**Required work**
Scan the records below for lines with the word "size", then state how many you find and nothing else.

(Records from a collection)
────
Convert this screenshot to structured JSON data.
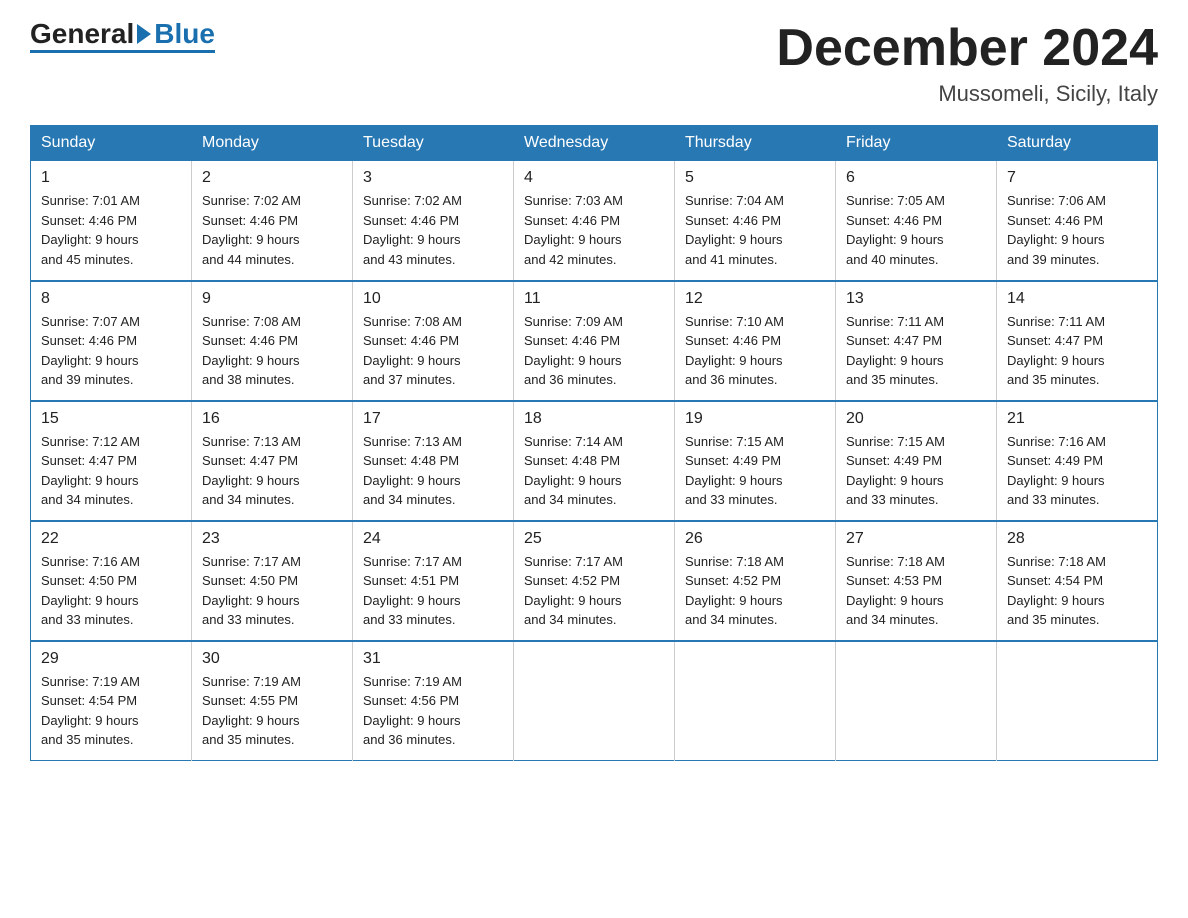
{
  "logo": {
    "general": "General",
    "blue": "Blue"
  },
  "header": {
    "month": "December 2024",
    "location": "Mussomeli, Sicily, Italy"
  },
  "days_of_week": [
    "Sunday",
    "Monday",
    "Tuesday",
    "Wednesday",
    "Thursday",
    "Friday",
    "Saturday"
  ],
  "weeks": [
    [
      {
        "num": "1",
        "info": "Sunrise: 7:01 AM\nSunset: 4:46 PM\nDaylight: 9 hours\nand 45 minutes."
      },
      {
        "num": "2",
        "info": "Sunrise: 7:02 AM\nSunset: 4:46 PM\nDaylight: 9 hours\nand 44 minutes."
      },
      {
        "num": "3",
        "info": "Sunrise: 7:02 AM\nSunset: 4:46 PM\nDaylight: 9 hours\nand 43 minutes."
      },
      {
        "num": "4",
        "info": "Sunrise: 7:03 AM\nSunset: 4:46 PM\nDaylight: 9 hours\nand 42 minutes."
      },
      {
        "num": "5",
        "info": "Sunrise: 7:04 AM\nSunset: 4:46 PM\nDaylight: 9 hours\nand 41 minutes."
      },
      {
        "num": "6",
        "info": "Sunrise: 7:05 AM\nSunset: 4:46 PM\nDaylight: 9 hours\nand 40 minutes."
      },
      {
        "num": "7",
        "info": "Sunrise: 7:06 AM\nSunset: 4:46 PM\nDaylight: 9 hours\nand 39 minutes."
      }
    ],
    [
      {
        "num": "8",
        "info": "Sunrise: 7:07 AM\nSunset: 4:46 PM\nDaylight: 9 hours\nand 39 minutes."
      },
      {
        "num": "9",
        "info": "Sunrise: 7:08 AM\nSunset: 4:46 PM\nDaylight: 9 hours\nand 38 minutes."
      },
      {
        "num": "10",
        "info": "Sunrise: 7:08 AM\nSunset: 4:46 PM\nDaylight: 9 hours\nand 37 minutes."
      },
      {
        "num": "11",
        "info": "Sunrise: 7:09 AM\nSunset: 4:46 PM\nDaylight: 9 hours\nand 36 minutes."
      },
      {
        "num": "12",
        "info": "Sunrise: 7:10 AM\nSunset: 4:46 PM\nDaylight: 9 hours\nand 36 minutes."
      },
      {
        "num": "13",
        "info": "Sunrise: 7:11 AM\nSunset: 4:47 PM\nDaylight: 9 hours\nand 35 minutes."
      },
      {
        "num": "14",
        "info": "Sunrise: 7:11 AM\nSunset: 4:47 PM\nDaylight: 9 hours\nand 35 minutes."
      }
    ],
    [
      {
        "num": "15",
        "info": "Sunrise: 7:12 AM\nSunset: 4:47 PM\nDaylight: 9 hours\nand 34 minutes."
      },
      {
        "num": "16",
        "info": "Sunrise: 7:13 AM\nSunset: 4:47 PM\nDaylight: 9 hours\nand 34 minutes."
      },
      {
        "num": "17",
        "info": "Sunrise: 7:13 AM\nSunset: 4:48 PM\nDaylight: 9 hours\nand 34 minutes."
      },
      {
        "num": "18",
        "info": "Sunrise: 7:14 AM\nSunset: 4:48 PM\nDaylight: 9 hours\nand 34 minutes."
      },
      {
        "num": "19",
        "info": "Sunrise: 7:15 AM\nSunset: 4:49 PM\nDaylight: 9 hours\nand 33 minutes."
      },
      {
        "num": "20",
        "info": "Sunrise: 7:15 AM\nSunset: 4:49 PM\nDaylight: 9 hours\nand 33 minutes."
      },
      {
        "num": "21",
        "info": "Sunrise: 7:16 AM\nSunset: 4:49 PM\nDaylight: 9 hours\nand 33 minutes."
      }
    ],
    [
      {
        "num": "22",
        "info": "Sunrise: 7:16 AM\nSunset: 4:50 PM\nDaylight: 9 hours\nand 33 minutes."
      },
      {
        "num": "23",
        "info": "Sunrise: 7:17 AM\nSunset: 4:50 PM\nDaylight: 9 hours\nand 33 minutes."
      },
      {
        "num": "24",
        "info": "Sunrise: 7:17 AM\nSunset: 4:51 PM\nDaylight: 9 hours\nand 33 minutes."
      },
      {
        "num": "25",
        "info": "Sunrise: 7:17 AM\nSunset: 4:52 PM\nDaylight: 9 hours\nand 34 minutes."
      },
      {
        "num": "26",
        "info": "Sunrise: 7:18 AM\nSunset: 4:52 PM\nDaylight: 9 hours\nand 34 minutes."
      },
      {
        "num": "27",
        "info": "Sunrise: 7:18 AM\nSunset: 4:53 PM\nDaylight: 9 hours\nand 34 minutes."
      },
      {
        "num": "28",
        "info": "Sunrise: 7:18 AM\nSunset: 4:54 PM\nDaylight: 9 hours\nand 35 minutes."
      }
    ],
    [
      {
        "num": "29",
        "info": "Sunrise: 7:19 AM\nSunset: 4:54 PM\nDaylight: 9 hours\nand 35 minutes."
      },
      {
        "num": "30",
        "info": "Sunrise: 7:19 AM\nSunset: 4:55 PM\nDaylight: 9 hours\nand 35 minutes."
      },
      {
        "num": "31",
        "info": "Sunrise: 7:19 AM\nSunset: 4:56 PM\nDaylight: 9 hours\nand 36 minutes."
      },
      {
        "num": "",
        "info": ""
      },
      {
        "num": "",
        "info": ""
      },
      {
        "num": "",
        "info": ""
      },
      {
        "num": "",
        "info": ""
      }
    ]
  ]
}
────
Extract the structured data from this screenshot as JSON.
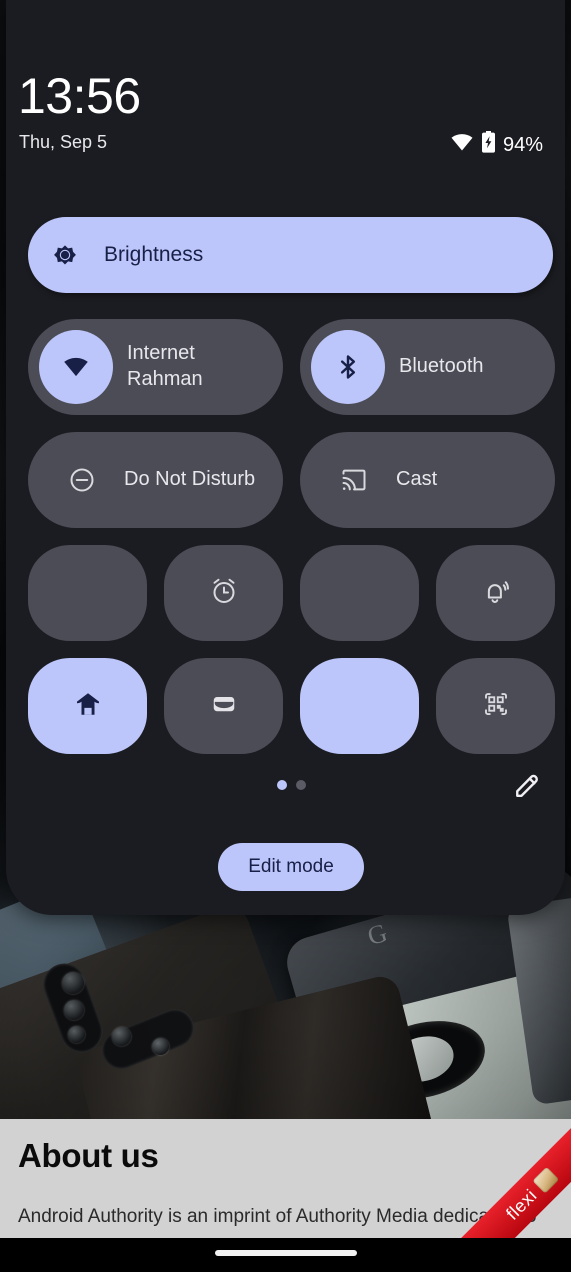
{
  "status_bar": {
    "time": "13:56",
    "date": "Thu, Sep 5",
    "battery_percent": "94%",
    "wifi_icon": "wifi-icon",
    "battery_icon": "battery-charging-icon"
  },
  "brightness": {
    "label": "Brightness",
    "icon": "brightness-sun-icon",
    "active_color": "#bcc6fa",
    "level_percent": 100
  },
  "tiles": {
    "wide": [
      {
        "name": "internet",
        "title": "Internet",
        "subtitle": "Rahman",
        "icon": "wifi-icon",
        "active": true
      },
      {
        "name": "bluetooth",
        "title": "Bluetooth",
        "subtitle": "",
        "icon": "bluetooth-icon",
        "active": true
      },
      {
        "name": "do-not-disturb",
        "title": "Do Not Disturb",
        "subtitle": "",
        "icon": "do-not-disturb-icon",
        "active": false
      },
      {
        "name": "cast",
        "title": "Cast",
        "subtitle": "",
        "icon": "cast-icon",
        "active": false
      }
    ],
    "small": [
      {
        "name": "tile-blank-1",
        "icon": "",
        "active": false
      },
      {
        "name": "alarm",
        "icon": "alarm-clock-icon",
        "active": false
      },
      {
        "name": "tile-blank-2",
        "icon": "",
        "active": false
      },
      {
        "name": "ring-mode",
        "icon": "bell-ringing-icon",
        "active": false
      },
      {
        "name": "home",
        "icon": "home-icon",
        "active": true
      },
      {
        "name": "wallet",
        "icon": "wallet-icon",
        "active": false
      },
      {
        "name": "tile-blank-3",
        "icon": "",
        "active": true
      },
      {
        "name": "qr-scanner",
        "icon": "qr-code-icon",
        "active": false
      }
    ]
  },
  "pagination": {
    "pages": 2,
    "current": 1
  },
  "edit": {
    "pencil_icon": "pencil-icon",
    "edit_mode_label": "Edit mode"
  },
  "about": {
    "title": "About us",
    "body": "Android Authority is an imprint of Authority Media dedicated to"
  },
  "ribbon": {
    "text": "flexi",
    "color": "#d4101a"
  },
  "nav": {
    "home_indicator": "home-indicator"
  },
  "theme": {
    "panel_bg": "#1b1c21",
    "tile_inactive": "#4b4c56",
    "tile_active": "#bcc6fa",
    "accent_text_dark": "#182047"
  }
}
────
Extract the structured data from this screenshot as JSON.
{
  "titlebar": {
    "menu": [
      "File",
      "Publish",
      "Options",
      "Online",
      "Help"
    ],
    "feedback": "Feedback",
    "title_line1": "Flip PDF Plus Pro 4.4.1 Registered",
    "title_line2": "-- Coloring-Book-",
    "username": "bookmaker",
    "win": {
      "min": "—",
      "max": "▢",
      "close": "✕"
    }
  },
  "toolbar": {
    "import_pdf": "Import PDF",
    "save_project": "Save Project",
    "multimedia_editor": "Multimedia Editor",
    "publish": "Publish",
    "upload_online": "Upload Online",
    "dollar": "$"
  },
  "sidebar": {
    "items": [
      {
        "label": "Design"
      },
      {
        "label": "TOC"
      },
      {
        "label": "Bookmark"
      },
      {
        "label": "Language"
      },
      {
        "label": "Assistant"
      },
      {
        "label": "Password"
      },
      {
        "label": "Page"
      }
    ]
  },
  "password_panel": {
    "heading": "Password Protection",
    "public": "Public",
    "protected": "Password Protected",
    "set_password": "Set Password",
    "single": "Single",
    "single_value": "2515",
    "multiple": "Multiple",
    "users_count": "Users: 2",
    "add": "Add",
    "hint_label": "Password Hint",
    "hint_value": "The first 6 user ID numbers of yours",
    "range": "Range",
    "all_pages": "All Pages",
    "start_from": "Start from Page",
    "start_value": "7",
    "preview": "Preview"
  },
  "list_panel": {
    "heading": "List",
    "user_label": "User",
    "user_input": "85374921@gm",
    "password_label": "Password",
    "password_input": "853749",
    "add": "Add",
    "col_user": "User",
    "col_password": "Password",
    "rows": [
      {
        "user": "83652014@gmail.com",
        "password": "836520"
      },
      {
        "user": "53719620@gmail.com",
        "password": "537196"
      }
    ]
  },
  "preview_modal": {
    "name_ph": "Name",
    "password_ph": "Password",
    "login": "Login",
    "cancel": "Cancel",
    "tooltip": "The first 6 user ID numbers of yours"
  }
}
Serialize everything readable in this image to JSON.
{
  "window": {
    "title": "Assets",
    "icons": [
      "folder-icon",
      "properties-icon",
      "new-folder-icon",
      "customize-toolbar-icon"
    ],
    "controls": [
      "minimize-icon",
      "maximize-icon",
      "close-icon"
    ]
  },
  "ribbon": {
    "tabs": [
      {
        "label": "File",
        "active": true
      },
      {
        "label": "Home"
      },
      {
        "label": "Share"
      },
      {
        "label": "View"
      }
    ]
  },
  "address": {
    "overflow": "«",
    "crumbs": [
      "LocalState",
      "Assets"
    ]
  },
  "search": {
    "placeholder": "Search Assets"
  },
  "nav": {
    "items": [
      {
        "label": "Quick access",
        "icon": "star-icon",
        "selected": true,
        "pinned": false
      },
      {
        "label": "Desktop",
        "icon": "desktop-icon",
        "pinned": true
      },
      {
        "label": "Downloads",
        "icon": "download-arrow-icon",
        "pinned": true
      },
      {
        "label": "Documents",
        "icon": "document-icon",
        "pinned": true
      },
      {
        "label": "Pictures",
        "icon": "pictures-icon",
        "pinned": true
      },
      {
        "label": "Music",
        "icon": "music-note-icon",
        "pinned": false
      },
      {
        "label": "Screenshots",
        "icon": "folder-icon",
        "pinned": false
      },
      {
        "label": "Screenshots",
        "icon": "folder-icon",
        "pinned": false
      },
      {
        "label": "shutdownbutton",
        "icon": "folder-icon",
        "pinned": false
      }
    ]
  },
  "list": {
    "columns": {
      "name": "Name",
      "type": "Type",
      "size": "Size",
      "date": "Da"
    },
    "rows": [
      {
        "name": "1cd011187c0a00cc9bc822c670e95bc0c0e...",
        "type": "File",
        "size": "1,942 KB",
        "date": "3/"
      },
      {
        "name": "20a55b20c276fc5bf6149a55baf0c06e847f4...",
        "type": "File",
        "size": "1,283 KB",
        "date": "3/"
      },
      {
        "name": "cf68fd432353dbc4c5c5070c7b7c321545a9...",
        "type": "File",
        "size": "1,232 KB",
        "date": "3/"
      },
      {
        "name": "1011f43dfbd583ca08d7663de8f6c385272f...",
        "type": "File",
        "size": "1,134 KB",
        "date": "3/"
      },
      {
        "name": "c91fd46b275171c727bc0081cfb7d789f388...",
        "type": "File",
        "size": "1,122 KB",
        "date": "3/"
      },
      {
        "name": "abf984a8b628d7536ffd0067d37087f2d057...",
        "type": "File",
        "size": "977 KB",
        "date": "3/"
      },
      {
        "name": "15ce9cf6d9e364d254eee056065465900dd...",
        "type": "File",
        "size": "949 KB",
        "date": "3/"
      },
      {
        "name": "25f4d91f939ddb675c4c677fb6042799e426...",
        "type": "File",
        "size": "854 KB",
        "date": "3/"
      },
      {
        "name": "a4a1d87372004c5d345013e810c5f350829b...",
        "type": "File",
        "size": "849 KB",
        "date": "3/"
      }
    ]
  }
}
────
**Exercise answer**
10